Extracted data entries
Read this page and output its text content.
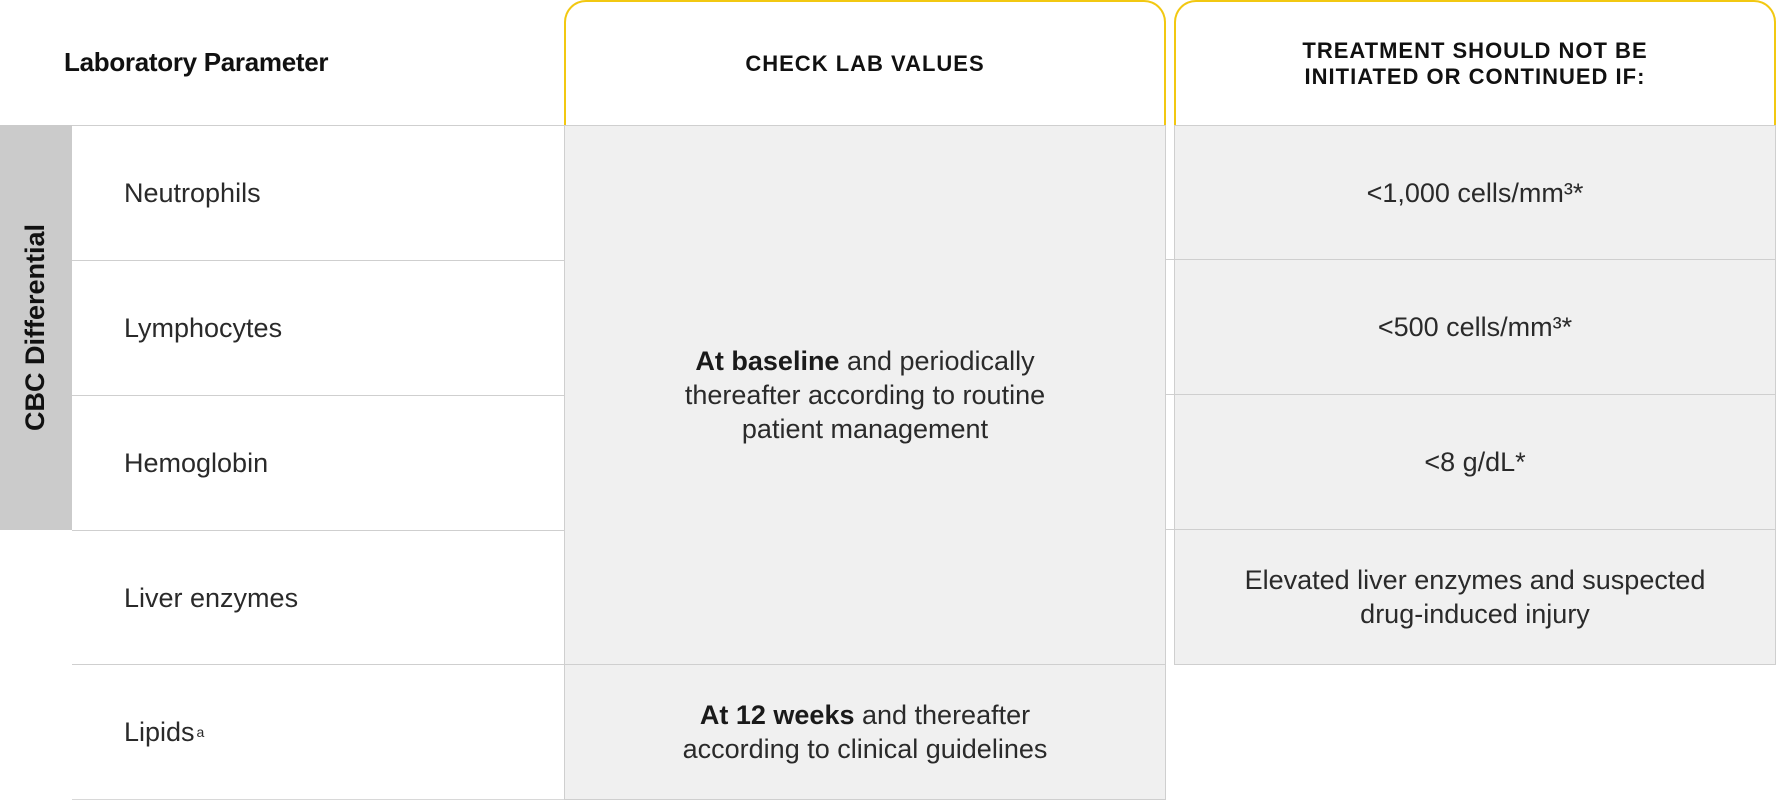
Laboratory Parameter	CHECK LAB VALUES
TREATMENT SHOULD NOT BE INITIATED OR CONTINUED IF:
CBC Differential
Neutrophils
Lymphocytes
Hemoglobin
Liver enzymes
Lipids a
At baseline and periodically thereafter according to routine patient management
At 12 weeks and thereafter according to clinical guidelines
<1,000 cells/mm³*
<500 cells/mm³*
<8 g/dL*
Elevated liver enzymes and suspected drug-induced injury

WHAT THE TASK ASKS:
Once the pictures are set aside, transcribe the remaining lines above exactly.

TASK ANSWER:
Read this page and output its text content.
Laboratory Parameter	CHECK LAB VALUES
TREATMENT SHOULD NOT BE INITIATED OR CONTINUED IF:
CBC Differential
Neutrophils
Lymphocytes
Hemoglobin
Liver enzymes
Lipids a
At baseline and periodically thereafter according to routine patient management
At 12 weeks and thereafter according to clinical guidelines
<1,000 cells/mm³*
<500 cells/mm³*
<8 g/dL*
Elevated liver enzymes and suspected drug-induced injury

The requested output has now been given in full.